(The task): Copy, from the listing, every line in which the string "this" is present.

= Beginning of Section =

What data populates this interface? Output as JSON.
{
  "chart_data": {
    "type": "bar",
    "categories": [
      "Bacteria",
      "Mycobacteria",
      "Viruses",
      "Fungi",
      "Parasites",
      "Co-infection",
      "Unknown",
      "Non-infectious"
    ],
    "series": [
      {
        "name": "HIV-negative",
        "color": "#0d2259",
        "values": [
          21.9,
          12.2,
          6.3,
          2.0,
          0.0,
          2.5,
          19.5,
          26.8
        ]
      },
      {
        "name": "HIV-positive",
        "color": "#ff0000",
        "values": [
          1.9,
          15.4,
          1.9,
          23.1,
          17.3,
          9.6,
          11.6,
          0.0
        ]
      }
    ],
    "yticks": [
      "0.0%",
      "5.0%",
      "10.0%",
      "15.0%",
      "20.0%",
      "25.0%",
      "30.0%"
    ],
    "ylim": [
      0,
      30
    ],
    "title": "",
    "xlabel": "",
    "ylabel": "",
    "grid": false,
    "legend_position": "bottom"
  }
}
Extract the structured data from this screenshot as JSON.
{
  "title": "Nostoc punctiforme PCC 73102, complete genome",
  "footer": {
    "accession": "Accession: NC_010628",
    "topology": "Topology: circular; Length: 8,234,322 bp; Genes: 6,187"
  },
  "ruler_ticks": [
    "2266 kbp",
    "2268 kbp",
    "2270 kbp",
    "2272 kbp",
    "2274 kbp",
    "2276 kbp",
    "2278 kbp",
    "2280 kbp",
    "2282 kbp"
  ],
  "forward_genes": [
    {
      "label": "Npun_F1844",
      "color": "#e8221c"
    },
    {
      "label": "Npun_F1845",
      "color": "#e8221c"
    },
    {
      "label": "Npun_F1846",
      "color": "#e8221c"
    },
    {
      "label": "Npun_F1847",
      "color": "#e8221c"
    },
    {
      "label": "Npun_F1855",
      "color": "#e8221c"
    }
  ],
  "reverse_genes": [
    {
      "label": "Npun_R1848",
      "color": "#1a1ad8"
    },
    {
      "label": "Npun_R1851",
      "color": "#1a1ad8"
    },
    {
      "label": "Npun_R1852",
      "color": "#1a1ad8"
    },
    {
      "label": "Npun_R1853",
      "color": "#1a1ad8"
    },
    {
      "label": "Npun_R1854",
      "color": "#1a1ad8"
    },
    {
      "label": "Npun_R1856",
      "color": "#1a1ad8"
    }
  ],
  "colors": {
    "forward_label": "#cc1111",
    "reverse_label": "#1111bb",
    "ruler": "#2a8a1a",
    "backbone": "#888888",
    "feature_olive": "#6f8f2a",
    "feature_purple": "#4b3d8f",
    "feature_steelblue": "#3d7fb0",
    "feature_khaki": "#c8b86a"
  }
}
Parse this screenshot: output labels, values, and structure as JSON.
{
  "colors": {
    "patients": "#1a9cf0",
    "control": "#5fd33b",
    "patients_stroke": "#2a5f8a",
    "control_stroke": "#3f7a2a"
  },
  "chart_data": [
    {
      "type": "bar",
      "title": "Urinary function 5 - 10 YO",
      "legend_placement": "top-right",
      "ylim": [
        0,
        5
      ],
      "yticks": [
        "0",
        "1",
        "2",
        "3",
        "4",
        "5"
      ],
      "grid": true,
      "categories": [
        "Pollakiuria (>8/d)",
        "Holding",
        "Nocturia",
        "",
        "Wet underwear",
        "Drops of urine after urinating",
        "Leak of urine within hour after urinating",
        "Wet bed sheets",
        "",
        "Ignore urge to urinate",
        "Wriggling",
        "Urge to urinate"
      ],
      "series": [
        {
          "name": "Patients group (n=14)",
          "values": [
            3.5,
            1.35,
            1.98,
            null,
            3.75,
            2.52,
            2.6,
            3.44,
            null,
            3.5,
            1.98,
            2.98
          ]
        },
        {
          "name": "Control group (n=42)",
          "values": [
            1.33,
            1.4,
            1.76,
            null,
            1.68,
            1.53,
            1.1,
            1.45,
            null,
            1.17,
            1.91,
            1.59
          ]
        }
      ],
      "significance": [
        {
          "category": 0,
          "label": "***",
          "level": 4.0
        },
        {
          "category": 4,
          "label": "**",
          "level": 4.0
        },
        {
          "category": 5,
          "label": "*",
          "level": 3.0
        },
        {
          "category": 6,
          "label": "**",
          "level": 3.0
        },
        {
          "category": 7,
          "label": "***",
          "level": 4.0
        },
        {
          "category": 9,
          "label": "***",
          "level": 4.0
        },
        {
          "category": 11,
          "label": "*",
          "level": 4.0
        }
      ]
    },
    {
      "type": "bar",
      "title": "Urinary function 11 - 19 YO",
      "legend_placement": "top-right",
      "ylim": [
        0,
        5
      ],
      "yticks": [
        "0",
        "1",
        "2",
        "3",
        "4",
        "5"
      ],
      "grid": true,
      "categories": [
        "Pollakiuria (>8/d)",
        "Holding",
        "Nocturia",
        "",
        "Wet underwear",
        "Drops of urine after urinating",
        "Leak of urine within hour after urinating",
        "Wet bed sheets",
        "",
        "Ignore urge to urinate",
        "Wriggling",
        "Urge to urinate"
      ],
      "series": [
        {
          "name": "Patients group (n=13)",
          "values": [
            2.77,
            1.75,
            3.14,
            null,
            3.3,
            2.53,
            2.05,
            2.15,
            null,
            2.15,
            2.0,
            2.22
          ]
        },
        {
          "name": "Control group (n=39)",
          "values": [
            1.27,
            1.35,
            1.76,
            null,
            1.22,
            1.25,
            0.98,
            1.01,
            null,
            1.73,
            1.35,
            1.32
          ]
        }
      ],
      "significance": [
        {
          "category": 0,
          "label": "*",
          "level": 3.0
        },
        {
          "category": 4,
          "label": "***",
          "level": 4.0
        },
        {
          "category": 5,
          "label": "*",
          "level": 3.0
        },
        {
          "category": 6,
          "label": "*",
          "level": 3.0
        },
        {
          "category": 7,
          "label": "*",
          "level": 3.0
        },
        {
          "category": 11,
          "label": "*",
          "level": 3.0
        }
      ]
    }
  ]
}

= End of Section =

(Finished task):
What data populates this interface? Output as JSON.
Extract the structured data from this screenshot as JSON.
Parse this screenshot: output labels, values, and structure as JSON.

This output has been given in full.